Records:
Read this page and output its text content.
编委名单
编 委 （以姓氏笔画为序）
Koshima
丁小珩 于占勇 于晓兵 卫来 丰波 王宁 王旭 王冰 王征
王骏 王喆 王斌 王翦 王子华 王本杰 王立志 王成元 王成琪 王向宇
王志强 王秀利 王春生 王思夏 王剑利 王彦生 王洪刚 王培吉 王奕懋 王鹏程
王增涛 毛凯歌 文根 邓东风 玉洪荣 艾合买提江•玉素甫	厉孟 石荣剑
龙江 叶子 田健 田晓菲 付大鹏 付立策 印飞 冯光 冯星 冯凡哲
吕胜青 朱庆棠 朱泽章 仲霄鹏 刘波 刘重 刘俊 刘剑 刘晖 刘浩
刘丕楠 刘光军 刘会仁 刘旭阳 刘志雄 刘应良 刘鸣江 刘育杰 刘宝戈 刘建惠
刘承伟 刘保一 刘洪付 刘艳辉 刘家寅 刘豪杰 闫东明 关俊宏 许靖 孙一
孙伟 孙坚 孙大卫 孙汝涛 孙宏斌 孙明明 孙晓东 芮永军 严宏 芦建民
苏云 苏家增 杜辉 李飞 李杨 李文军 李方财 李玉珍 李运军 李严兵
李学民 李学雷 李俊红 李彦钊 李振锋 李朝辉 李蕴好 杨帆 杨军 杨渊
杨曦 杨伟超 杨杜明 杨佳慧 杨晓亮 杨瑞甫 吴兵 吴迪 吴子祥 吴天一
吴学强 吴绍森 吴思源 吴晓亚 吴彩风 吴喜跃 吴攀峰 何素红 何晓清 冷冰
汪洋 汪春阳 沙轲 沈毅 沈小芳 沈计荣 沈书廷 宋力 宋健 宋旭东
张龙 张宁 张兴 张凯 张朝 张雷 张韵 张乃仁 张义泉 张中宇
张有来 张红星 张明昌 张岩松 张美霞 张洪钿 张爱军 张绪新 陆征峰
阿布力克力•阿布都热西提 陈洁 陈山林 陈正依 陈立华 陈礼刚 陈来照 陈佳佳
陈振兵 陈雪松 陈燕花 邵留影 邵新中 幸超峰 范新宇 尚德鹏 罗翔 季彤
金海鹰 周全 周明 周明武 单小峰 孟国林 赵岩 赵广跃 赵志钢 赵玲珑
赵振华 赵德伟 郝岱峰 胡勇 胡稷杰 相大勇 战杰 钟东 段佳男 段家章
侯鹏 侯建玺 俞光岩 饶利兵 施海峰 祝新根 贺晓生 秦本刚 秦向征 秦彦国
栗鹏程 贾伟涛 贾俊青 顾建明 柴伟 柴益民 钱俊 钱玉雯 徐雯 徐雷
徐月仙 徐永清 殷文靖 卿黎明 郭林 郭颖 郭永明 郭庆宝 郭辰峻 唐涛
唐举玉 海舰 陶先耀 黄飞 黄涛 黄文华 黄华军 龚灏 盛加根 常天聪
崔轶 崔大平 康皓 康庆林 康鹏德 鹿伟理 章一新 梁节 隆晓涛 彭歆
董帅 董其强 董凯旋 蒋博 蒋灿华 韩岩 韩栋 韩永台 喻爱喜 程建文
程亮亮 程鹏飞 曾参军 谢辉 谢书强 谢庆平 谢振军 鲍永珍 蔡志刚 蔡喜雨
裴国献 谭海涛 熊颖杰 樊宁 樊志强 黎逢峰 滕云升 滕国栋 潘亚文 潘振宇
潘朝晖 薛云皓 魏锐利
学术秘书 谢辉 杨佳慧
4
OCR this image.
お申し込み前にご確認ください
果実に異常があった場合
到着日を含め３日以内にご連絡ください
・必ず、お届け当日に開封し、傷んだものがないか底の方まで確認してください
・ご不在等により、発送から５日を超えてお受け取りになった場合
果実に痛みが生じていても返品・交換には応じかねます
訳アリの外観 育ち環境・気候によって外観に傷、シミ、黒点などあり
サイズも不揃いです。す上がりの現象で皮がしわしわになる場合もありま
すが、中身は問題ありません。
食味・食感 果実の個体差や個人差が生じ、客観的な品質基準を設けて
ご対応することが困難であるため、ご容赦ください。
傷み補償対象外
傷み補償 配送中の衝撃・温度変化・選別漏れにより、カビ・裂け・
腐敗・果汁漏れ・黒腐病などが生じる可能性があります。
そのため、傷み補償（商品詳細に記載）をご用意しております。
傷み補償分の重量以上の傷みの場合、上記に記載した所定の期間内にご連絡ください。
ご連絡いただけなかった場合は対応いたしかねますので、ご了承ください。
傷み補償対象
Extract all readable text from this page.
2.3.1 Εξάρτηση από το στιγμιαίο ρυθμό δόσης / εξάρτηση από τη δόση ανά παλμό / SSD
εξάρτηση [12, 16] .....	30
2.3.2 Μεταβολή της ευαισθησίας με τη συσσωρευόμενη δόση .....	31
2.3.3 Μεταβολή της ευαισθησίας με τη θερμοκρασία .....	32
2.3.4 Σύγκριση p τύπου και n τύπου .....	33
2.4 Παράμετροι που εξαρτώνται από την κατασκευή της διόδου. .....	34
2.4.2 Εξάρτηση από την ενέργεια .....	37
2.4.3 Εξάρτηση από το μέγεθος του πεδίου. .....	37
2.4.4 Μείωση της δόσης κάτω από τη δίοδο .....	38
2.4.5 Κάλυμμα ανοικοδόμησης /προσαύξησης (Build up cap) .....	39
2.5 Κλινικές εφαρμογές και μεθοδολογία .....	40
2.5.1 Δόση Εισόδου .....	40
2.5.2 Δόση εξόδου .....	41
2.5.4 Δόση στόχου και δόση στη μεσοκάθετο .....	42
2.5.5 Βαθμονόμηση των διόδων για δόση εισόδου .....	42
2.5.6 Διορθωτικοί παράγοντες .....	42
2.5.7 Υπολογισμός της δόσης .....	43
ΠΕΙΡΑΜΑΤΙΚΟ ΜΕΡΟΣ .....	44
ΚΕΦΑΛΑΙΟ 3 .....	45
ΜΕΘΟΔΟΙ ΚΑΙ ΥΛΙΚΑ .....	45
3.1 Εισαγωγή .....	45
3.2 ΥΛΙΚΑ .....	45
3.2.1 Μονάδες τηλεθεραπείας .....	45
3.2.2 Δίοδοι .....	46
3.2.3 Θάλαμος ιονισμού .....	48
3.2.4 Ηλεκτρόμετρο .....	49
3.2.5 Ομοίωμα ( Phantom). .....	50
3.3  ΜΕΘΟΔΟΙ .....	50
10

**Problem**
Write out the entire listing exactly.

**Result of this task**
Read this page and output its text content.
编委名单
编 委 （以姓氏笔画为序）
Koshima
丁小珩 于占勇 于晓兵 卫来 丰波 王宁 王旭 王冰 王征
王骏 王喆 王斌 王翦 王子华 王本杰 王立志 王成元 王成琪 王向宇
王志强 王秀利 王春生 王思夏 王剑利 王彦生 王洪刚 王培吉 王奕懋 王鹏程
王增涛 毛凯歌 文根 邓东风 玉洪荣 艾合买提江•玉素甫	厉孟 石荣剑
龙江 叶子 田健 田晓菲 付大鹏 付立策 印飞 冯光 冯星 冯凡哲
吕胜青 朱庆棠 朱泽章 仲霄鹏 刘波 刘重 刘俊 刘剑 刘晖 刘浩
刘丕楠 刘光军 刘会仁 刘旭阳 刘志雄 刘应良 刘鸣江 刘育杰 刘宝戈 刘建惠
刘承伟 刘保一 刘洪付 刘艳辉 刘家寅 刘豪杰 闫东明 关俊宏 许靖 孙一
孙伟 孙坚 孙大卫 孙汝涛 孙宏斌 孙明明 孙晓东 芮永军 严宏 芦建民
苏云 苏家增 杜辉 李飞 李杨 李文军 李方财 李玉珍 李运军 李严兵
李学民 李学雷 李俊红 李彦钊 李振锋 李朝辉 李蕴好 杨帆 杨军 杨渊
杨曦 杨伟超 杨杜明 杨佳慧 杨晓亮 杨瑞甫 吴兵 吴迪 吴子祥 吴天一
吴学强 吴绍森 吴思源 吴晓亚 吴彩风 吴喜跃 吴攀峰 何素红 何晓清 冷冰
汪洋 汪春阳 沙轲 沈毅 沈小芳 沈计荣 沈书廷 宋力 宋健 宋旭东
张龙 张宁 张兴 张凯 张朝 张雷 张韵 张乃仁 张义泉 张中宇
张有来 张红星 张明昌 张岩松 张美霞 张洪钿 张爱军 张绪新 陆征峰
阿布力克力•阿布都热西提 陈洁 陈山林 陈正依 陈立华 陈礼刚 陈来照 陈佳佳
陈振兵 陈雪松 陈燕花 邵留影 邵新中 幸超峰 范新宇 尚德鹏 罗翔 季彤
金海鹰 周全 周明 周明武 单小峰 孟国林 赵岩 赵广跃 赵志钢 赵玲珑
赵振华 赵德伟 郝岱峰 胡勇 胡稷杰 相大勇 战杰 钟东 段佳男 段家章
侯鹏 侯建玺 俞光岩 饶利兵 施海峰 祝新根 贺晓生 秦本刚 秦向征 秦彦国
栗鹏程 贾伟涛 贾俊青 顾建明 柴伟 柴益民 钱俊 钱玉雯 徐雯 徐雷
徐月仙 徐永清 殷文靖 卿黎明 郭林 郭颖 郭永明 郭庆宝 郭辰峻 唐涛
唐举玉 海舰 陶先耀 黄飞 黄涛 黄文华 黄华军 龚灏 盛加根 常天聪
崔轶 崔大平 康皓 康庆林 康鹏德 鹿伟理 章一新 梁节 隆晓涛 彭歆
董帅 董其强 董凯旋 蒋博 蒋灿华 韩岩 韩栋 韩永台 喻爱喜 程建文
程亮亮 程鹏飞 曾参军 谢辉 谢书强 谢庆平 谢振军 鲍永珍 蔡志刚 蔡喜雨
裴国献 谭海涛 熊颖杰 樊宁 樊志强 黎逢峰 滕云升 滕国栋 潘亚文 潘振宇
潘朝晖 薛云皓 魏锐利
学术秘书 谢辉 杨佳慧
4
OCR this image.
お申し込み前にご確認ください
果実に異常があった場合
到着日を含め３日以内にご連絡ください
・必ず、お届け当日に開封し、傷んだものがないか底の方まで確認してください
・ご不在等により、発送から５日を超えてお受け取りになった場合
果実に痛みが生じていても返品・交換には応じかねます
訳アリの外観 育ち環境・気候によって外観に傷、シミ、黒点などあり
サイズも不揃いです。す上がりの現象で皮がしわしわになる場合もありま
すが、中身は問題ありません。
食味・食感 果実の個体差や個人差が生じ、客観的な品質基準を設けて
ご対応することが困難であるため、ご容赦ください。
傷み補償対象外
傷み補償 配送中の衝撃・温度変化・選別漏れにより、カビ・裂け・
腐敗・果汁漏れ・黒腐病などが生じる可能性があります。
そのため、傷み補償（商品詳細に記載）をご用意しております。
傷み補償分の重量以上の傷みの場合、上記に記載した所定の期間内にご連絡ください。
ご連絡いただけなかった場合は対応いたしかねますので、ご了承ください。
傷み補償対象
Extract all readable text from this page.
2.3.1 Εξάρτηση από το στιγμιαίο ρυθμό δόσης / εξάρτηση από τη δόση ανά παλμό / SSD
εξάρτηση [12, 16] .....	30
2.3.2 Μεταβολή της ευαισθησίας με τη συσσωρευόμενη δόση .....	31
2.3.3 Μεταβολή της ευαισθησίας με τη θερμοκρασία .....	32
2.3.4 Σύγκριση p τύπου και n τύπου .....	33
2.4 Παράμετροι που εξαρτώνται από την κατασκευή της διόδου. .....	34
2.4.2 Εξάρτηση από την ενέργεια .....	37
2.4.3 Εξάρτηση από το μέγεθος του πεδίου. .....	37
2.4.4 Μείωση της δόσης κάτω από τη δίοδο .....	38
2.4.5 Κάλυμμα ανοικοδόμησης /προσαύξησης (Build up cap) .....	39
2.5 Κλινικές εφαρμογές και μεθοδολογία .....	40
2.5.1 Δόση Εισόδου .....	40
2.5.2 Δόση εξόδου .....	41
2.5.4 Δόση στόχου και δόση στη μεσοκάθετο .....	42
2.5.5 Βαθμονόμηση των διόδων για δόση εισόδου .....	42
2.5.6 Διορθωτικοί παράγοντες .....	42
2.5.7 Υπολογισμός της δόσης .....	43
ΠΕΙΡΑΜΑΤΙΚΟ ΜΕΡΟΣ .....	44
ΚΕΦΑΛΑΙΟ 3 .....	45
ΜΕΘΟΔΟΙ ΚΑΙ ΥΛΙΚΑ .....	45
3.1 Εισαγωγή .....	45
3.2 ΥΛΙΚΑ .....	45
3.2.1 Μονάδες τηλεθεραπείας .....	45
3.2.2 Δίοδοι .....	46
3.2.3 Θάλαμος ιονισμού .....	48
3.2.4 Ηλεκτρόμετρο .....	49
3.2.5 Ομοίωμα ( Phantom). .....	50
3.3  ΜΕΘΟΔΟΙ .....	50
10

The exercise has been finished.